• Tarea a realizar
Copia textualmente las líneas, empezando por la primera de todas y siguiendo hasta la línea que contiene "registration-line-1: Зарегистрирован в", ambas incluidas.

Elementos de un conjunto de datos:
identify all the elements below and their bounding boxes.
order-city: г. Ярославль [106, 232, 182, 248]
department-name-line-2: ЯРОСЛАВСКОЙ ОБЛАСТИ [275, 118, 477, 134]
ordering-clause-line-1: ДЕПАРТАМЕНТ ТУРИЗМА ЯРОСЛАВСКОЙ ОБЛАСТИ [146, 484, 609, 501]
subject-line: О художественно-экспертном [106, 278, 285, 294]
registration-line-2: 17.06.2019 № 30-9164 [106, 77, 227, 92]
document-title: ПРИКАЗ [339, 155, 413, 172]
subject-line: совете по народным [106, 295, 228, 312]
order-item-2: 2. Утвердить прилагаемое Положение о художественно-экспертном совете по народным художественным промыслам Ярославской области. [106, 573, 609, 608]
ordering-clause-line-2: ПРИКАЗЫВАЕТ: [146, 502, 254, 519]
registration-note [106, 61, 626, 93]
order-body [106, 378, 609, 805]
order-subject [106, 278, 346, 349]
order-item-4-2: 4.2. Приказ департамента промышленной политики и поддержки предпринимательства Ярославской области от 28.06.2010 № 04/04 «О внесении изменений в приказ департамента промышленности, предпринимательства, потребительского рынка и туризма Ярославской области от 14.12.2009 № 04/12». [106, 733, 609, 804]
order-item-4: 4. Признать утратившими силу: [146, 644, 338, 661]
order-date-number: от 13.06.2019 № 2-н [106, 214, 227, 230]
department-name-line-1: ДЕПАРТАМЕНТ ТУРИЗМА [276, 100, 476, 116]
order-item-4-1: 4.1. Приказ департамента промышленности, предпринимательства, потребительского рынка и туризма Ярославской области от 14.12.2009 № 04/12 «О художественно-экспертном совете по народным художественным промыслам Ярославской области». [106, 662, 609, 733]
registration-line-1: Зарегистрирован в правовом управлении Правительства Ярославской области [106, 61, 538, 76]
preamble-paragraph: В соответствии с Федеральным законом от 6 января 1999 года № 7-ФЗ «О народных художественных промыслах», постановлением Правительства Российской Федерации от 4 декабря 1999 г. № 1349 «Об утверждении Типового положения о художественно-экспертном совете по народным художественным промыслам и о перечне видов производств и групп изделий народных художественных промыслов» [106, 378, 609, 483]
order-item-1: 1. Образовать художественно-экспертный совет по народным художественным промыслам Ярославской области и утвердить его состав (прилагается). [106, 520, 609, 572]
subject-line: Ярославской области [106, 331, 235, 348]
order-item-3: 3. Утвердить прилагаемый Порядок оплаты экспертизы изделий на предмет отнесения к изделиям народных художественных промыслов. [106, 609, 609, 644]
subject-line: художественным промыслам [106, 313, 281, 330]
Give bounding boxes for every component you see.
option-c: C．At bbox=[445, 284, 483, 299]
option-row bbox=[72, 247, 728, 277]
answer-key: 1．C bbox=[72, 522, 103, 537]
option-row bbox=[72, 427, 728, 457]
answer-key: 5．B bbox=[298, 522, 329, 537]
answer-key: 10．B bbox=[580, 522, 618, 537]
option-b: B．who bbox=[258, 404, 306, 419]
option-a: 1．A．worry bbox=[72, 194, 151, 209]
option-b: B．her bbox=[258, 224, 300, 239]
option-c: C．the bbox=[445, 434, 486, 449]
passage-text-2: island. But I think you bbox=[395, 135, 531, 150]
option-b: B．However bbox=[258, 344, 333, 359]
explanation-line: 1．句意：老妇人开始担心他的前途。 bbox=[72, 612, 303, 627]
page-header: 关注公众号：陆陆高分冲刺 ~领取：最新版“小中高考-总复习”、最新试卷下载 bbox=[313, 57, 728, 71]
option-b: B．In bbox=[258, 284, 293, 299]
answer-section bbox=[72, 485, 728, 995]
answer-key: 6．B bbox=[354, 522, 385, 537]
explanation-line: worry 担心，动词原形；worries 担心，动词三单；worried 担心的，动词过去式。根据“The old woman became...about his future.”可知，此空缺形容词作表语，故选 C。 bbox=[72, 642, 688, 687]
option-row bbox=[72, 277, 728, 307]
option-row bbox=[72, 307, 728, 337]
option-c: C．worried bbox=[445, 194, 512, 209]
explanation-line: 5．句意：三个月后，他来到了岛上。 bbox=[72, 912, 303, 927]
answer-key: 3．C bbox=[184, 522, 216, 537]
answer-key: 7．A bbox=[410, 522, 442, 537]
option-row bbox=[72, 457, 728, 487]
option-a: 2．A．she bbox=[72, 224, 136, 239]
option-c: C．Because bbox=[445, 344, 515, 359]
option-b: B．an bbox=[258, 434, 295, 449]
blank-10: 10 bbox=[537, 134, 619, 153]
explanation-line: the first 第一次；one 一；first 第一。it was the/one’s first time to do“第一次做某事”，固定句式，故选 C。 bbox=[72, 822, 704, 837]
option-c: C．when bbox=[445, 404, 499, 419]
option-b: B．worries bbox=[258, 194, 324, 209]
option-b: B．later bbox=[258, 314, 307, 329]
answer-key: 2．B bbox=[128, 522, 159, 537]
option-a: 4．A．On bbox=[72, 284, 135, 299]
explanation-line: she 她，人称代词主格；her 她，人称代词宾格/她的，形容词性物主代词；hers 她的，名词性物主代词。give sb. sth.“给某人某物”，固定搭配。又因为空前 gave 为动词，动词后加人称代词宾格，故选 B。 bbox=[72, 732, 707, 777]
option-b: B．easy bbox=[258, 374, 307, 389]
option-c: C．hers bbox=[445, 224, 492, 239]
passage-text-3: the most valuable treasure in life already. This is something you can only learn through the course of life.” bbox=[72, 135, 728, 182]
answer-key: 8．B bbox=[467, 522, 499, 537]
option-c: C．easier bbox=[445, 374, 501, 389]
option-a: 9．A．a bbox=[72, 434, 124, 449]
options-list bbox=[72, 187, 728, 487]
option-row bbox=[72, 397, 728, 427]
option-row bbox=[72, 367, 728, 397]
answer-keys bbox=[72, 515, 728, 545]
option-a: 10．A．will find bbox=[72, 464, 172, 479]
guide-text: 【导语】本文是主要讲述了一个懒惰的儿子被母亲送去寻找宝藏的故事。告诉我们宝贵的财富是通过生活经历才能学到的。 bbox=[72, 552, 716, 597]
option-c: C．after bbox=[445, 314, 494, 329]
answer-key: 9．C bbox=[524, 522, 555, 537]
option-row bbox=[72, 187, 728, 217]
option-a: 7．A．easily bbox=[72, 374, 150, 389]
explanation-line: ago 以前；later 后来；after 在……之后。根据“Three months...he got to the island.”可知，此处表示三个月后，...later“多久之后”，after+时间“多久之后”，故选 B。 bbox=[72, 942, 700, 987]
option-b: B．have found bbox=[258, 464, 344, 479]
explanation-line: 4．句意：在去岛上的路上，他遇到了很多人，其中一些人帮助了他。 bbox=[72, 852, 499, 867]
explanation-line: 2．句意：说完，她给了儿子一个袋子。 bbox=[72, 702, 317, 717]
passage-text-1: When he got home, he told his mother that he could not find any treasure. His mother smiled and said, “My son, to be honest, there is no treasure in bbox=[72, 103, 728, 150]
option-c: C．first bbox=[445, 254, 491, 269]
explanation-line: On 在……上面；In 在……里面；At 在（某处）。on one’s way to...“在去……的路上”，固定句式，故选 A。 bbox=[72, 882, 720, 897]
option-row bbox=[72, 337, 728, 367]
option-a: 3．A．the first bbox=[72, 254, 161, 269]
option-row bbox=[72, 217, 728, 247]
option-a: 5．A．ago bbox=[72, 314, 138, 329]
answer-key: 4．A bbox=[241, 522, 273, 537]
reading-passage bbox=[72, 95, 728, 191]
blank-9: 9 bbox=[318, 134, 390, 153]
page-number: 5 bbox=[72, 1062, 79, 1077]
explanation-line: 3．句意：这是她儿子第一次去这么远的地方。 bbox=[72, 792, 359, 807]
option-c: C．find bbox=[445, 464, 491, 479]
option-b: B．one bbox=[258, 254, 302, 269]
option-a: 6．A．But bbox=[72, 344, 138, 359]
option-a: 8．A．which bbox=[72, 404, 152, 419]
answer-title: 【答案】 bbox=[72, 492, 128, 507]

• Solución del problema
identify all the elements below and their bounding boxes.
order-city: г. Ярославль [106, 232, 182, 248]
department-name-line-2: ЯРОСЛАВСКОЙ ОБЛАСТИ [275, 118, 477, 134]
ordering-clause-line-1: ДЕПАРТАМЕНТ ТУРИЗМА ЯРОСЛАВСКОЙ ОБЛАСТИ [146, 484, 609, 501]
subject-line: О художественно-экспертном [106, 278, 285, 294]
registration-line-2: 17.06.2019 № 30-9164 [106, 77, 227, 92]
document-title: ПРИКАЗ [339, 155, 413, 172]
subject-line: совете по народным [106, 295, 228, 312]
order-item-2: 2. Утвердить прилагаемое Положение о художественно-экспертном совете по народным художественным промыслам Ярославской области. [106, 573, 609, 608]
ordering-clause-line-2: ПРИКАЗЫВАЕТ: [146, 502, 254, 519]
registration-note [106, 61, 626, 93]
order-body [106, 378, 609, 805]
order-subject [106, 278, 346, 349]
order-item-4-2: 4.2. Приказ департамента промышленной политики и поддержки предпринимательства Ярославской области от 28.06.2010 № 04/04 «О внесении изменений в приказ департамента промышленности, предпринимательства, потребительского рынка и туризма Ярославской области от 14.12.2009 № 04/12». [106, 733, 609, 804]
order-item-4: 4. Признать утратившими силу: [146, 644, 338, 661]
order-date-number: от 13.06.2019 № 2-н [106, 214, 227, 230]
department-name-line-1: ДЕПАРТАМЕНТ ТУРИЗМА [276, 100, 476, 116]
order-item-4-1: 4.1. Приказ департамента промышленности, предпринимательства, потребительского рынка и туризма Ярославской области от 14.12.2009 № 04/12 «О художественно-экспертном совете по народным художественным промыслам Ярославской области». [106, 662, 609, 733]
registration-line-1: Зарегистрирован в правовом управлении Правительства Ярославской области [106, 61, 538, 76]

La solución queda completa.